| WHAT IS ASKED |
Do any lines in the data below contain "circle"? If so, copy every one of them.

-- BEGIN INFORMATION SUPPLIED --

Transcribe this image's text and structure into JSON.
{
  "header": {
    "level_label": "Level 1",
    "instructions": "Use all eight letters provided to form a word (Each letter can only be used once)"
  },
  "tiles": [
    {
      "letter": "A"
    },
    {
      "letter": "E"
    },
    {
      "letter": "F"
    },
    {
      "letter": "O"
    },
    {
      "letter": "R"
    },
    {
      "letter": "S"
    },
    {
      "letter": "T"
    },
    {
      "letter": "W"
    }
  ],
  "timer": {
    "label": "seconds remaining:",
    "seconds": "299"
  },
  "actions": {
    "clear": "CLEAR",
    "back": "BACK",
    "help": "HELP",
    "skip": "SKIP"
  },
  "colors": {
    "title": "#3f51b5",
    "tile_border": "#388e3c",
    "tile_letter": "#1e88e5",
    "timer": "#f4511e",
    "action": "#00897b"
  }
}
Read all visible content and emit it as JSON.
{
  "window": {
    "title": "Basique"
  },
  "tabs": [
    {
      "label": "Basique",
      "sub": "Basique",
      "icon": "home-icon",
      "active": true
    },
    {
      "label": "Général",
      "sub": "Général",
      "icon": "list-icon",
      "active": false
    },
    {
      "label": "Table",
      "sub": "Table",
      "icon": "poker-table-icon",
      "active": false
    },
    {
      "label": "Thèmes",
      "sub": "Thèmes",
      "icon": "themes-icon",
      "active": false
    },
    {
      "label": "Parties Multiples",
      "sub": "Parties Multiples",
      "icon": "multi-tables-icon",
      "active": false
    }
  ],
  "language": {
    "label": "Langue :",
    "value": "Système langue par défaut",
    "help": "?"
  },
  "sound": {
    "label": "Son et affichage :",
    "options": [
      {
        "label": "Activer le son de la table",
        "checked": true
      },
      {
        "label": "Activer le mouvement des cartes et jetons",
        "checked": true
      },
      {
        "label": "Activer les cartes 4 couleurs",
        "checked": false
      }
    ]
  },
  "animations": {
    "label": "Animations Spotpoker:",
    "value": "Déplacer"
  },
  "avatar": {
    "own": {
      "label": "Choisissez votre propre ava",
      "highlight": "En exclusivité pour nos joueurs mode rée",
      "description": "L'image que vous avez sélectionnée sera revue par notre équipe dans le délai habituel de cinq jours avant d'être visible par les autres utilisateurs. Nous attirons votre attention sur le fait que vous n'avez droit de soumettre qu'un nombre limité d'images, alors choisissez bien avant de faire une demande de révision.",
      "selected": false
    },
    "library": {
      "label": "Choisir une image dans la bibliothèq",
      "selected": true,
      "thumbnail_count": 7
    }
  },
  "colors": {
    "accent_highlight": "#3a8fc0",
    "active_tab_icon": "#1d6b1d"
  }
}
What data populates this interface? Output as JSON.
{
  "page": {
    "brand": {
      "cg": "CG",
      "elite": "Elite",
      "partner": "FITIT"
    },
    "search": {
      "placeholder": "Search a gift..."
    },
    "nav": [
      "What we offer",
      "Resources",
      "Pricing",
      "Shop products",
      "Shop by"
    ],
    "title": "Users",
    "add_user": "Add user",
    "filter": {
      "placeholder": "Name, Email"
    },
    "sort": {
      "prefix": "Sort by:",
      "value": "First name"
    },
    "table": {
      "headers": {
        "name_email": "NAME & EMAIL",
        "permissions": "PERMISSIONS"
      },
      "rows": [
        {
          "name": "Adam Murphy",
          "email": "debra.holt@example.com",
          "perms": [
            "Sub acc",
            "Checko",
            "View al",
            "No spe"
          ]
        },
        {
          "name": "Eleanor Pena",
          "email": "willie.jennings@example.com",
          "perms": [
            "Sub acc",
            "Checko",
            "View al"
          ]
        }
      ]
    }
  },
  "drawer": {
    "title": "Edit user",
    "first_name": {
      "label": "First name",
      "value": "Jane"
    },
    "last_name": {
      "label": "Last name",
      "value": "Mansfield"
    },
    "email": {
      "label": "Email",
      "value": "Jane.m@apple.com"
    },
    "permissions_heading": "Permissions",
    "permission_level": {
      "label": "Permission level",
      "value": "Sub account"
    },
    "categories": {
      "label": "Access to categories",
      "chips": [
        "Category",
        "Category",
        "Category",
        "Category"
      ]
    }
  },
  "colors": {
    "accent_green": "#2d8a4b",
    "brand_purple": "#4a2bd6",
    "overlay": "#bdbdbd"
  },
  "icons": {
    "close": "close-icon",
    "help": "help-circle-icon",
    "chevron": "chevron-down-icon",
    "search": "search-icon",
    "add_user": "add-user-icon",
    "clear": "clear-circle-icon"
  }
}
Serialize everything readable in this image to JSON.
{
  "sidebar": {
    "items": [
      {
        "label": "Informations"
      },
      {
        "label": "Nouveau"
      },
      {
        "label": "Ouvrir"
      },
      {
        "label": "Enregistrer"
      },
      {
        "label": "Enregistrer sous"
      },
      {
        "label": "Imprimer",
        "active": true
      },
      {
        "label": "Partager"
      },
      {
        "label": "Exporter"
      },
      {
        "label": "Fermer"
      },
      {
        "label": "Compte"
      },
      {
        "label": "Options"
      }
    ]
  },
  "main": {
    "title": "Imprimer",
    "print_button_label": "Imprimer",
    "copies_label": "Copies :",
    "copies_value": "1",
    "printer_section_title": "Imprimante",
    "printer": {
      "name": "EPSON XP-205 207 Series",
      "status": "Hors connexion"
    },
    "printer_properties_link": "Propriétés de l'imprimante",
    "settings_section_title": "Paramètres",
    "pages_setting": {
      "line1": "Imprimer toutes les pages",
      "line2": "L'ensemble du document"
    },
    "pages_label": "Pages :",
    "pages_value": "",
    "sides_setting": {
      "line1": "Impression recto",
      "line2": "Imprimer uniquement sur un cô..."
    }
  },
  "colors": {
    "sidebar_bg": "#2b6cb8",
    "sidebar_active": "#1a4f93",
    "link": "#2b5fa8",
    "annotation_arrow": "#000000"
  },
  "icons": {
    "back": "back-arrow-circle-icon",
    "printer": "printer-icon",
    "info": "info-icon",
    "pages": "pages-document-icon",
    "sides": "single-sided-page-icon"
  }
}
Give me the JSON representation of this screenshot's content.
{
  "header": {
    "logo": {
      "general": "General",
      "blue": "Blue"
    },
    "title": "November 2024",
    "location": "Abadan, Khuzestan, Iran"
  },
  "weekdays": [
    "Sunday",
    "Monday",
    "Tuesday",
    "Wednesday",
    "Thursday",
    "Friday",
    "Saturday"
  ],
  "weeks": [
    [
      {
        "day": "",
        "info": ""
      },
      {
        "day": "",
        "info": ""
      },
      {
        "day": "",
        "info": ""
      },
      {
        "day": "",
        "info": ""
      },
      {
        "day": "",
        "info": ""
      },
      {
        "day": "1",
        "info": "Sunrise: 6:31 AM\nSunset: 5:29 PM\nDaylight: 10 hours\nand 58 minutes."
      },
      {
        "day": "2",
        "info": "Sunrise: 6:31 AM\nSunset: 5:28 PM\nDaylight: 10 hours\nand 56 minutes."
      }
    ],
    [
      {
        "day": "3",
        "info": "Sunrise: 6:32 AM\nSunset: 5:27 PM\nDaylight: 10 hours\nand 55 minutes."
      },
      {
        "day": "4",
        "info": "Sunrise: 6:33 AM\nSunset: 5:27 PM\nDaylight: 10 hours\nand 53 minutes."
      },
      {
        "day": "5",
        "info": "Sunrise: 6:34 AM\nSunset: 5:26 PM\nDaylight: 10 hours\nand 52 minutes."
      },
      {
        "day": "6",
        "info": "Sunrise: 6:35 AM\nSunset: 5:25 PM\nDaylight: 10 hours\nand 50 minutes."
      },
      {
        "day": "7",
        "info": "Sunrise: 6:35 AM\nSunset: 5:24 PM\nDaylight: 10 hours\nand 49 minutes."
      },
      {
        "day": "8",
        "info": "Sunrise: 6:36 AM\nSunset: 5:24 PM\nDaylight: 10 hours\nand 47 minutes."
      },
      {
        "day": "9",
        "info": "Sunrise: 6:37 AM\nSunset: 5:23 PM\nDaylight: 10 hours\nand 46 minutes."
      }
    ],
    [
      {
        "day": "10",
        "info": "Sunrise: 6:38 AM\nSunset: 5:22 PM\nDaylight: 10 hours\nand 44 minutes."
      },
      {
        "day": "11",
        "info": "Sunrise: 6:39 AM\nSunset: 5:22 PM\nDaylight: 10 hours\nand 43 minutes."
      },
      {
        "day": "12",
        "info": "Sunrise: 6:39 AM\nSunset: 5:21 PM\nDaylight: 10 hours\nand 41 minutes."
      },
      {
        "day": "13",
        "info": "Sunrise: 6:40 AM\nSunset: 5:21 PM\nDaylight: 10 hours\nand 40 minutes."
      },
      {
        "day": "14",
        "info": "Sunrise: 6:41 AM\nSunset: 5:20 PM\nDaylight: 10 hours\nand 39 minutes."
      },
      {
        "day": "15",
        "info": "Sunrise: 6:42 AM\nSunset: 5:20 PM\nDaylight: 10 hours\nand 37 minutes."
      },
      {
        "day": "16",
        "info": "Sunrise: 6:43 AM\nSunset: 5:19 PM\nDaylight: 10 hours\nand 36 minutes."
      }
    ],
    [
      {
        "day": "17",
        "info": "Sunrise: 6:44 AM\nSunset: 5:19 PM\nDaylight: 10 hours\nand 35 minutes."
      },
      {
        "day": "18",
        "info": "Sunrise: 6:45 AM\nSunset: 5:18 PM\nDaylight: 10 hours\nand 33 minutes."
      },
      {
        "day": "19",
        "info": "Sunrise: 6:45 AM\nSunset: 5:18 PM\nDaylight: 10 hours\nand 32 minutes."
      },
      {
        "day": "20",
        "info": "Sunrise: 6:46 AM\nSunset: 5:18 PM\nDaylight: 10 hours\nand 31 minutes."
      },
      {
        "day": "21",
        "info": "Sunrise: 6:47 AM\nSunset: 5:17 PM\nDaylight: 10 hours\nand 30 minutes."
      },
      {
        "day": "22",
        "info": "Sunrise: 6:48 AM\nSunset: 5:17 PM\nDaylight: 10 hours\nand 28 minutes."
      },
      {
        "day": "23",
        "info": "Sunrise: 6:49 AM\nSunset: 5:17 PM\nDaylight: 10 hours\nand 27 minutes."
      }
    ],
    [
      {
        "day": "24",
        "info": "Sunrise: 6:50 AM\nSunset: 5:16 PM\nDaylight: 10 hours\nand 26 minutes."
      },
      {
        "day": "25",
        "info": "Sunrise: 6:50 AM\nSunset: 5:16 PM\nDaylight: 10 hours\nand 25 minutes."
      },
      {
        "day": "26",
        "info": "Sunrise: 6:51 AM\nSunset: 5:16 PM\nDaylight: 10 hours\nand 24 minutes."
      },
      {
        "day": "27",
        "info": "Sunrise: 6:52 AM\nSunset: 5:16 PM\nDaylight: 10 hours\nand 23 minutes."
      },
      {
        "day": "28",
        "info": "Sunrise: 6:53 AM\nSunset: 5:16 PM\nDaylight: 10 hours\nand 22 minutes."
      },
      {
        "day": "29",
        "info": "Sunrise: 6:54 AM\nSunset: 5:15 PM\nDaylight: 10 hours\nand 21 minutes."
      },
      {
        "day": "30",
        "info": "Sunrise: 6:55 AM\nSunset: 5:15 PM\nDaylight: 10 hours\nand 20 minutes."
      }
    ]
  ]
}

-- END INFORMATION SUPPLIED --

| REPLY |
    "help": "help-circle-icon",
    "clear": "clear-circle-icon"
    "back": "back-arrow-circle-icon",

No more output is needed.